(begin)

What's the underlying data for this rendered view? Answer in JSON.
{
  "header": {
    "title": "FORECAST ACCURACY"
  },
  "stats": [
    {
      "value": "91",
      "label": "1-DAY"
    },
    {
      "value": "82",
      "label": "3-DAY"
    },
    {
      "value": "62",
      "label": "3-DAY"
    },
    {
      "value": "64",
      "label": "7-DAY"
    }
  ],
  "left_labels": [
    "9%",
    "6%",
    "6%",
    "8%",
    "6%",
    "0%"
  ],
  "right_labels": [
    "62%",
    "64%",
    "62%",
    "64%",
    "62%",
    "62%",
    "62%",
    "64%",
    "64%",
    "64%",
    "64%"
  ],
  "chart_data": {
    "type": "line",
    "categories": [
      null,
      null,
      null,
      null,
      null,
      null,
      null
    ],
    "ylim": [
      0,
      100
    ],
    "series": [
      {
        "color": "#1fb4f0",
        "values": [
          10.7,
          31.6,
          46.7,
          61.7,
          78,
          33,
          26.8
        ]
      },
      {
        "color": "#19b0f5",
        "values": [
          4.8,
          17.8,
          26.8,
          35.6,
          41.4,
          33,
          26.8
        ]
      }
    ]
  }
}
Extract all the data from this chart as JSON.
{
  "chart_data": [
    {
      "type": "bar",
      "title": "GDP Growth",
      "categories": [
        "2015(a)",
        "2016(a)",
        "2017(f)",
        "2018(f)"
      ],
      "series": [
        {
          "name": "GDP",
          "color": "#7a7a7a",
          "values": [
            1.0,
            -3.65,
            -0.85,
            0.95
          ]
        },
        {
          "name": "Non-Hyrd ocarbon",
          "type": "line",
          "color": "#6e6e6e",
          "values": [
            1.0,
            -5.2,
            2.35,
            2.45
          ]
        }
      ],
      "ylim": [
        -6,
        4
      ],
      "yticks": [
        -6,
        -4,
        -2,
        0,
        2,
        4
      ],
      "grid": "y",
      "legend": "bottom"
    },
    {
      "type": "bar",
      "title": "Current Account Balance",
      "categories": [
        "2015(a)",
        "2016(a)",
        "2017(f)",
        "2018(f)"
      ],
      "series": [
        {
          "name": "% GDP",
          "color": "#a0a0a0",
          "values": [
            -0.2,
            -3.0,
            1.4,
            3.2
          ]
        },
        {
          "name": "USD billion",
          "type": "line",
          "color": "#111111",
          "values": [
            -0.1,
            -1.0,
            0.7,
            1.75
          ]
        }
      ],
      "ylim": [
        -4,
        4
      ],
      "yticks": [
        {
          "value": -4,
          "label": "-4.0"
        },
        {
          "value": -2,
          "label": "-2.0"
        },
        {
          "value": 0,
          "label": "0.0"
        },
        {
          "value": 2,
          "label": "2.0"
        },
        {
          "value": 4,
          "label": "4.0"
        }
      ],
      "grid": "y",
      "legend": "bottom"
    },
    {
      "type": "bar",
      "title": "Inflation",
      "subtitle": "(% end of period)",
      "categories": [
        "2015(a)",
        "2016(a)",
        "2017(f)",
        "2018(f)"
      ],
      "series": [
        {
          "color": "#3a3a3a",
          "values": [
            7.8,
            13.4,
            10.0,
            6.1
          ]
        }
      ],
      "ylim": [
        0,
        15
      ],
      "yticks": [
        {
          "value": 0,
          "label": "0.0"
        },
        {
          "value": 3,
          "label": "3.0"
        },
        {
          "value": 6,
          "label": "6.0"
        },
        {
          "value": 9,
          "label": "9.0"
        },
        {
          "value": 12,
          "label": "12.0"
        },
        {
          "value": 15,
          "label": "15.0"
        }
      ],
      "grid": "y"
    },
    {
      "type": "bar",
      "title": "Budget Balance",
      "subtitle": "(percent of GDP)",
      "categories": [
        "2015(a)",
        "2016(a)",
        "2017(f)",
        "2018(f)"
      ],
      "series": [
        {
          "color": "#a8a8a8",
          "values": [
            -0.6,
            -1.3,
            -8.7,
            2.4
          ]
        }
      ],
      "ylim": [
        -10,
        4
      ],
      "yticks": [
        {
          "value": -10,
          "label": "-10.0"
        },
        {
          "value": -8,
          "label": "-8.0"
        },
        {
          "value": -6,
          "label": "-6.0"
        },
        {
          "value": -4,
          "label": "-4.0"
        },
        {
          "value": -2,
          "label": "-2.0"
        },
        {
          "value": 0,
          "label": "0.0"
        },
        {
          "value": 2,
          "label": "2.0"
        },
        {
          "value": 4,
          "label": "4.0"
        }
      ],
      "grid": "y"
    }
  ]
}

(end)

## Work required
Using the data above, return each line exactly as written.

## The result
What's the underlying data for this rendered view? Answer in JSON.
{
  "header": {
    "title": "FORECAST ACCURACY"
  },
  "stats": [
    {
      "value": "91",
      "label": "1-DAY"
    },
    {
      "value": "82",
      "label": "3-DAY"
    },
    {
      "value": "62",
      "label": "3-DAY"
    },
    {
      "value": "64",
      "label": "7-DAY"
    }
  ],
  "left_labels": [
    "9%",
    "6%",
    "6%",
    "8%",
    "6%",
    "0%"
  ],
  "right_labels": [
    "62%",
    "64%",
    "62%",
    "64%",
    "62%",
    "62%",
    "62%",
    "64%",
    "64%",
    "64%",
    "64%"
  ],
  "chart_data": {
    "type": "line",
    "categories": [
      null,
      null,
      null,
      null,
      null,
      null,
      null
    ],
    "ylim": [
      0,
      100
    ],
    "series": [
      {
        "color": "#1fb4f0",
        "values": [
          10.7,
          31.6,
          46.7,
          61.7,
          78,
          33,
          26.8
        ]
      },
      {
        "color": "#19b0f5",
        "values": [
          4.8,
          17.8,
          26.8,
          35.6,
          41.4,
          33,
          26.8
        ]
      }
    ]
  }
}
Extract all the data from this chart as JSON.
{
  "chart_data": [
    {
      "type": "bar",
      "title": "GDP Growth",
      "categories": [
        "2015(a)",
        "2016(a)",
        "2017(f)",
        "2018(f)"
      ],
      "series": [
        {
          "name": "GDP",
          "color": "#7a7a7a",
          "values": [
            1.0,
            -3.65,
            -0.85,
            0.95
          ]
        },
        {
          "name": "Non-Hyrd ocarbon",
          "type": "line",
          "color": "#6e6e6e",
          "values": [
            1.0,
            -5.2,
            2.35,
            2.45
          ]
        }
      ],
      "ylim": [
        -6,
        4
      ],
      "yticks": [
        -6,
        -4,
        -2,
        0,
        2,
        4
      ],
      "grid": "y",
      "legend": "bottom"
    },
    {
      "type": "bar",
      "title": "Current Account Balance",
      "categories": [
        "2015(a)",
        "2016(a)",
        "2017(f)",
        "2018(f)"
      ],
      "series": [
        {
          "name": "% GDP",
          "color": "#a0a0a0",
          "values": [
            -0.2,
            -3.0,
            1.4,
            3.2
          ]
        },
        {
          "name": "USD billion",
          "type": "line",
          "color": "#111111",
          "values": [
            -0.1,
            -1.0,
            0.7,
            1.75
          ]
        }
      ],
      "ylim": [
        -4,
        4
      ],
      "yticks": [
        {
          "value": -4,
          "label": "-4.0"
        },
        {
          "value": -2,
          "label": "-2.0"
        },
        {
          "value": 0,
          "label": "0.0"
        },
        {
          "value": 2,
          "label": "2.0"
        },
        {
          "value": 4,
          "label": "4.0"
        }
      ],
      "grid": "y",
      "legend": "bottom"
    },
    {
      "type": "bar",
      "title": "Inflation",
      "subtitle": "(% end of period)",
      "categories": [
        "2015(a)",
        "2016(a)",
        "2017(f)",
        "2018(f)"
      ],
      "series": [
        {
          "color": "#3a3a3a",
          "values": [
            7.8,
            13.4,
            10.0,
            6.1
          ]
        }
      ],
      "ylim": [
        0,
        15
      ],
      "yticks": [
        {
          "value": 0,
          "label": "0.0"
        },
        {
          "value": 3,
          "label": "3.0"
        },
        {
          "value": 6,
          "label": "6.0"
        },
        {
          "value": 9,
          "label": "9.0"
        },
        {
          "value": 12,
          "label": "12.0"
        },
        {
          "value": 15,
          "label": "15.0"
        }
      ],
      "grid": "y"
    },
    {
      "type": "bar",
      "title": "Budget Balance",
      "subtitle": "(percent of GDP)",
      "categories": [
        "2015(a)",
        "2016(a)",
        "2017(f)",
        "2018(f)"
      ],
      "series": [
        {
          "color": "#a8a8a8",
          "values": [
            -0.6,
            -1.3,
            -8.7,
            2.4
          ]
        }
      ],
      "ylim": [
        -10,
        4
      ],
      "yticks": [
        {
          "value": -10,
          "label": "-10.0"
        },
        {
          "value": -8,
          "label": "-8.0"
        },
        {
          "value": -6,
          "label": "-6.0"
        },
        {
          "value": -4,
          "label": "-4.0"
        },
        {
          "value": -2,
          "label": "-2.0"
        },
        {
          "value": 0,
          "label": "0.0"
        },
        {
          "value": 2,
          "label": "2.0"
        },
        {
          "value": 4,
          "label": "4.0"
        }
      ],
      "grid": "y"
    }
  ]
}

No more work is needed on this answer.